Short problem - Quote the records that follow in full, leaving the pictures out.

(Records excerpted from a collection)

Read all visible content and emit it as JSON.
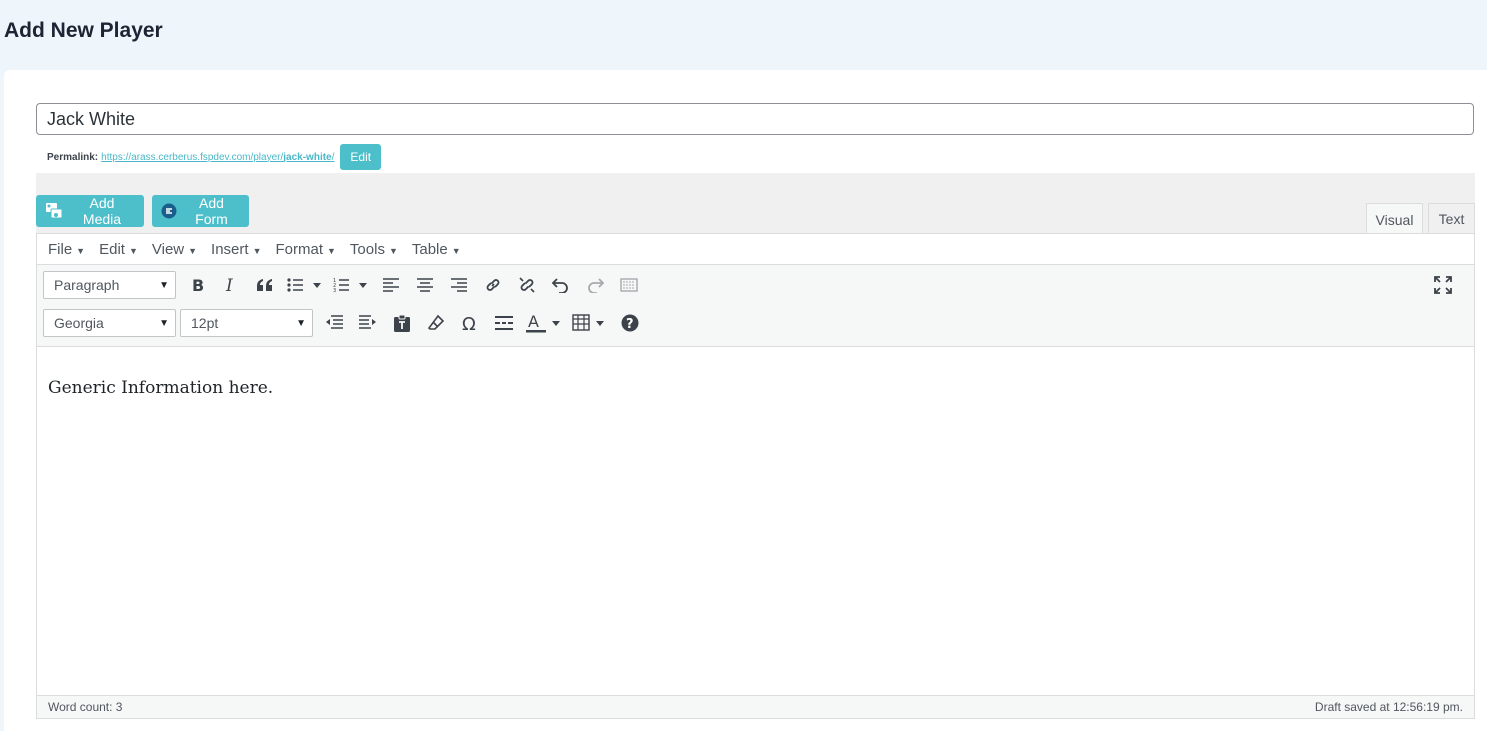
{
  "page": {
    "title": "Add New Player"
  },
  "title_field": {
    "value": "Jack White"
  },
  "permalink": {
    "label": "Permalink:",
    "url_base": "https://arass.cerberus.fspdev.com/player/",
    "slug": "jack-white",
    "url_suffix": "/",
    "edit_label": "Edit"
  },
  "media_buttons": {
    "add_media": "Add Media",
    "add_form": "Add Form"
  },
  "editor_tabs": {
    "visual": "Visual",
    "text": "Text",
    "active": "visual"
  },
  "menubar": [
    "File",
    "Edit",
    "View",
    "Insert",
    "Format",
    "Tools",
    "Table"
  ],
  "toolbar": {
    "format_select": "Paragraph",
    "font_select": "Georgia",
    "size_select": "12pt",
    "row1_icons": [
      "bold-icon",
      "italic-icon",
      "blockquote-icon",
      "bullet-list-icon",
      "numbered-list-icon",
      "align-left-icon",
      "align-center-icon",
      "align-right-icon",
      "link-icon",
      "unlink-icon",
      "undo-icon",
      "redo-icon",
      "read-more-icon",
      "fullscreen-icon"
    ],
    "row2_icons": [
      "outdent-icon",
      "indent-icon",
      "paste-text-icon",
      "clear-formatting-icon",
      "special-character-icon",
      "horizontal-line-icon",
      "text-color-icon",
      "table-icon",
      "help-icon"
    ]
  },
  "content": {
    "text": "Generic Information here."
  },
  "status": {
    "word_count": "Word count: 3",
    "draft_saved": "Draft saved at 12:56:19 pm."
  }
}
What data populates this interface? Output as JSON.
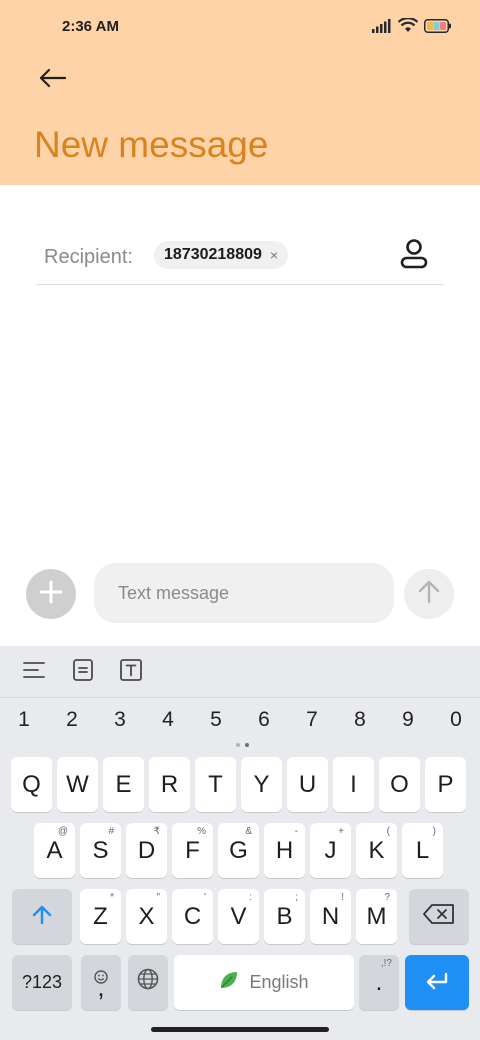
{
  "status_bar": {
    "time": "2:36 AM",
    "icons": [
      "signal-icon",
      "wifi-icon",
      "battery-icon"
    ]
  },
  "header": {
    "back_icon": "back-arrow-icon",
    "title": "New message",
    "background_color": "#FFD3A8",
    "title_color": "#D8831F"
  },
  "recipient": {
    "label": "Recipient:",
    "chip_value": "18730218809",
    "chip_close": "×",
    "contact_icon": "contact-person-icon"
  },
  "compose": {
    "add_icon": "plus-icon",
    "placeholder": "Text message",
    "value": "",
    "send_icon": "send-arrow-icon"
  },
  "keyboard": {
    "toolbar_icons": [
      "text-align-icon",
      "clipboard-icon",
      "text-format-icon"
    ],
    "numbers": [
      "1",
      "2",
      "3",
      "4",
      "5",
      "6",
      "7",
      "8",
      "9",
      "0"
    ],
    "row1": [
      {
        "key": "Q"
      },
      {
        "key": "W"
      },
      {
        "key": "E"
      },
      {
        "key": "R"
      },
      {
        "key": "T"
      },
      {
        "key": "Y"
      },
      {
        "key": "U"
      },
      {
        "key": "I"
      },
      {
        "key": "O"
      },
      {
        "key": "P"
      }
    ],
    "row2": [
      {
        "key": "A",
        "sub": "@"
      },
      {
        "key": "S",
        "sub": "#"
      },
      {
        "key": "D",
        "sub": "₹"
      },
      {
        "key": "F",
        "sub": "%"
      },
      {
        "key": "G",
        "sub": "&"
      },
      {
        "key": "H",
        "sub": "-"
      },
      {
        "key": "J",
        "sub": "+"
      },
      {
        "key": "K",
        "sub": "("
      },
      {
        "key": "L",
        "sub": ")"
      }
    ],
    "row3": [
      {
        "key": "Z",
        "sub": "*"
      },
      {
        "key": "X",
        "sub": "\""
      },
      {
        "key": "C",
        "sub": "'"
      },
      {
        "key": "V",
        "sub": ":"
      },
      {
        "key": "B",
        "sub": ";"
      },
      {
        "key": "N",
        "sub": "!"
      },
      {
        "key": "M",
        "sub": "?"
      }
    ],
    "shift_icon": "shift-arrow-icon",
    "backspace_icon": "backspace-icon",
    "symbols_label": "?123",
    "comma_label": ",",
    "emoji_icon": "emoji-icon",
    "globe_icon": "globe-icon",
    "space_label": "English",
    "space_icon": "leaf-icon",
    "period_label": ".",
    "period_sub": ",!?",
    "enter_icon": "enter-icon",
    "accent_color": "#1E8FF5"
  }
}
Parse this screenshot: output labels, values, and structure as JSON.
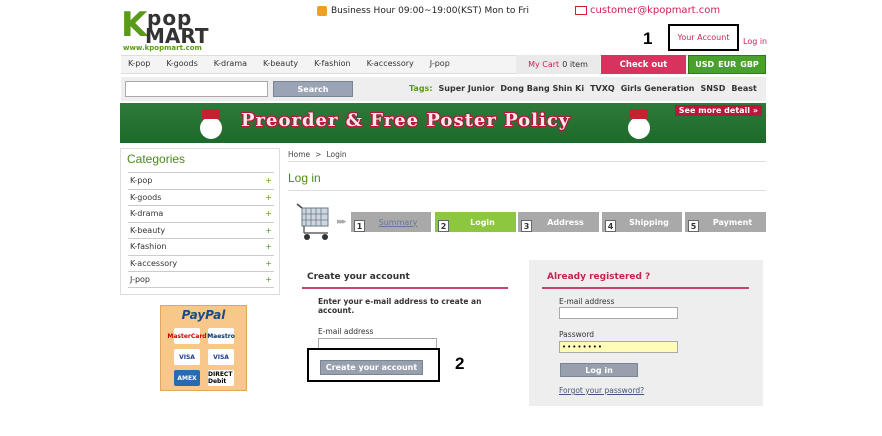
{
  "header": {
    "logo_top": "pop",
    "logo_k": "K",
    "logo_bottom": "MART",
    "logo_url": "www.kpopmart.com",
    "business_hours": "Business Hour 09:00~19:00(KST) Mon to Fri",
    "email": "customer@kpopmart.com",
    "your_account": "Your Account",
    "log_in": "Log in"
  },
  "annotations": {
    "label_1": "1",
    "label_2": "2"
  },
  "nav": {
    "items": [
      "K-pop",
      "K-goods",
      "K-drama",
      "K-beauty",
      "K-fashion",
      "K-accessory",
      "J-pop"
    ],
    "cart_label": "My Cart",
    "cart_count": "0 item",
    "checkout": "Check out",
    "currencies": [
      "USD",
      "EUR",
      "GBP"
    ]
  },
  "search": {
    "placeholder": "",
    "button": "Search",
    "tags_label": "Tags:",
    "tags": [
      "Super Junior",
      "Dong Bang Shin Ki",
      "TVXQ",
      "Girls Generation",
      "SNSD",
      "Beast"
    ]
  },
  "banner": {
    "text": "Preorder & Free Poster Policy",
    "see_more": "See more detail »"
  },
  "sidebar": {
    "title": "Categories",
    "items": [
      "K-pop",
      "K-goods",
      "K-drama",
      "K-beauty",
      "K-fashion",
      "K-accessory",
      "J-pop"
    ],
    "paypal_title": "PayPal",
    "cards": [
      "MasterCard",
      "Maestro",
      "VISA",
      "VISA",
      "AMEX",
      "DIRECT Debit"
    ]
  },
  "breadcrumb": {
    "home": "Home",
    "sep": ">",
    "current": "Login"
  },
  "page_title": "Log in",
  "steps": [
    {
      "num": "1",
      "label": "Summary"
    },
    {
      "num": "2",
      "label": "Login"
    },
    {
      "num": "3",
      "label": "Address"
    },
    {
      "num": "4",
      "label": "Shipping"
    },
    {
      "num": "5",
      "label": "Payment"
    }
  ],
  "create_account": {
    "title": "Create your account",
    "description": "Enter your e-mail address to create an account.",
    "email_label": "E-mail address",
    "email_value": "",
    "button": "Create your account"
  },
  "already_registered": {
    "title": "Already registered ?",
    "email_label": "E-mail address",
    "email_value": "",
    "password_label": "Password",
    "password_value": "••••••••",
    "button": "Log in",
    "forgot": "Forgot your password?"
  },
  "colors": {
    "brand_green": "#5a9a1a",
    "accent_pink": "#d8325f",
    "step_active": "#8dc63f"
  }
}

Solution to this exercise -
Read all visible content and emit it as JSON.
{
  "page": {
    "title": "Add New Player"
  },
  "title_field": {
    "value": "Jack White"
  },
  "permalink": {
    "label": "Permalink:",
    "url_base": "https://arass.cerberus.fspdev.com/player/",
    "slug": "jack-white",
    "url_suffix": "/",
    "edit_label": "Edit"
  },
  "media_buttons": {
    "add_media": "Add Media",
    "add_form": "Add Form"
  },
  "editor_tabs": {
    "visual": "Visual",
    "text": "Text",
    "active": "visual"
  },
  "menubar": [
    "File",
    "Edit",
    "View",
    "Insert",
    "Format",
    "Tools",
    "Table"
  ],
  "toolbar": {
    "format_select": "Paragraph",
    "font_select": "Georgia",
    "size_select": "12pt",
    "row1_icons": [
      "bold-icon",
      "italic-icon",
      "blockquote-icon",
      "bullet-list-icon",
      "numbered-list-icon",
      "align-left-icon",
      "align-center-icon",
      "align-right-icon",
      "link-icon",
      "unlink-icon",
      "undo-icon",
      "redo-icon",
      "read-more-icon",
      "fullscreen-icon"
    ],
    "row2_icons": [
      "outdent-icon",
      "indent-icon",
      "paste-text-icon",
      "clear-formatting-icon",
      "special-character-icon",
      "horizontal-line-icon",
      "text-color-icon",
      "table-icon",
      "help-icon"
    ]
  },
  "content": {
    "text": "Generic Information here."
  },
  "status": {
    "word_count": "Word count: 3",
    "draft_saved": "Draft saved at 12:56:19 pm."
  }
}
What data populates this interface? Output as JSON.
{
  "status_bar": {
    "time": "2:36 AM",
    "icons": [
      "signal-icon",
      "wifi-icon",
      "battery-icon"
    ]
  },
  "header": {
    "back_icon": "back-arrow-icon",
    "title": "New message",
    "background_color": "#FFD3A8",
    "title_color": "#D8831F"
  },
  "recipient": {
    "label": "Recipient:",
    "chip_value": "18730218809",
    "chip_close": "×",
    "contact_icon": "contact-person-icon"
  },
  "compose": {
    "add_icon": "plus-icon",
    "placeholder": "Text message",
    "value": "",
    "send_icon": "send-arrow-icon"
  },
  "keyboard": {
    "toolbar_icons": [
      "text-align-icon",
      "clipboard-icon",
      "text-format-icon"
    ],
    "numbers": [
      "1",
      "2",
      "3",
      "4",
      "5",
      "6",
      "7",
      "8",
      "9",
      "0"
    ],
    "row1": [
      {
        "key": "Q"
      },
      {
        "key": "W"
      },
      {
        "key": "E"
      },
      {
        "key": "R"
      },
      {
        "key": "T"
      },
      {
        "key": "Y"
      },
      {
        "key": "U"
      },
      {
        "key": "I"
      },
      {
        "key": "O"
      },
      {
        "key": "P"
      }
    ],
    "row2": [
      {
        "key": "A",
        "sub": "@"
      },
      {
        "key": "S",
        "sub": "#"
      },
      {
        "key": "D",
        "sub": "₹"
      },
      {
        "key": "F",
        "sub": "%"
      },
      {
        "key": "G",
        "sub": "&"
      },
      {
        "key": "H",
        "sub": "-"
      },
      {
        "key": "J",
        "sub": "+"
      },
      {
        "key": "K",
        "sub": "("
      },
      {
        "key": "L",
        "sub": ")"
      }
    ],
    "row3": [
      {
        "key": "Z",
        "sub": "*"
      },
      {
        "key": "X",
        "sub": "\""
      },
      {
        "key": "C",
        "sub": "'"
      },
      {
        "key": "V",
        "sub": ":"
      },
      {
        "key": "B",
        "sub": ";"
      },
      {
        "key": "N",
        "sub": "!"
      },
      {
        "key": "M",
        "sub": "?"
      }
    ],
    "shift_icon": "shift-arrow-icon",
    "backspace_icon": "backspace-icon",
    "symbols_label": "?123",
    "comma_label": ",",
    "emoji_icon": "emoji-icon",
    "globe_icon": "globe-icon",
    "space_label": "English",
    "space_icon": "leaf-icon",
    "period_label": ".",
    "period_sub": ",!?",
    "enter_icon": "enter-icon",
    "accent_color": "#1E8FF5"
  }
}
Parse this screenshot: output labels, values, and structure as JSON.
{
  "header": {
    "logo_top": "pop",
    "logo_k": "K",
    "logo_bottom": "MART",
    "logo_url": "www.kpopmart.com",
    "business_hours": "Business Hour 09:00~19:00(KST) Mon to Fri",
    "email": "customer@kpopmart.com",
    "your_account": "Your Account",
    "log_in": "Log in"
  },
  "annotations": {
    "label_1": "1",
    "label_2": "2"
  },
  "nav": {
    "items": [
      "K-pop",
      "K-goods",
      "K-drama",
      "K-beauty",
      "K-fashion",
      "K-accessory",
      "J-pop"
    ],
    "cart_label": "My Cart",
    "cart_count": "0 item",
    "checkout": "Check out",
    "currencies": [
      "USD",
      "EUR",
      "GBP"
    ]
  },
  "search": {
    "placeholder": "",
    "button": "Search",
    "tags_label": "Tags:",
    "tags": [
      "Super Junior",
      "Dong Bang Shin Ki",
      "TVXQ",
      "Girls Generation",
      "SNSD",
      "Beast"
    ]
  },
  "banner": {
    "text": "Preorder & Free Poster Policy",
    "see_more": "See more detail »"
  },
  "sidebar": {
    "title": "Categories",
    "items": [
      "K-pop",
      "K-goods",
      "K-drama",
      "K-beauty",
      "K-fashion",
      "K-accessory",
      "J-pop"
    ],
    "paypal_title": "PayPal",
    "cards": [
      "MasterCard",
      "Maestro",
      "VISA",
      "VISA",
      "AMEX",
      "DIRECT Debit"
    ]
  },
  "breadcrumb": {
    "home": "Home",
    "sep": ">",
    "current": "Login"
  },
  "page_title": "Log in",
  "steps": [
    {
      "num": "1",
      "label": "Summary"
    },
    {
      "num": "2",
      "label": "Login"
    },
    {
      "num": "3",
      "label": "Address"
    },
    {
      "num": "4",
      "label": "Shipping"
    },
    {
      "num": "5",
      "label": "Payment"
    }
  ],
  "create_account": {
    "title": "Create your account",
    "description": "Enter your e-mail address to create an account.",
    "email_label": "E-mail address",
    "email_value": "",
    "button": "Create your account"
  },
  "already_registered": {
    "title": "Already registered ?",
    "email_label": "E-mail address",
    "email_value": "",
    "password_label": "Password",
    "password_value": "••••••••",
    "button": "Log in",
    "forgot": "Forgot your password?"
  },
  "colors": {
    "brand_green": "#5a9a1a",
    "accent_pink": "#d8325f",
    "step_active": "#8dc63f"
  }
}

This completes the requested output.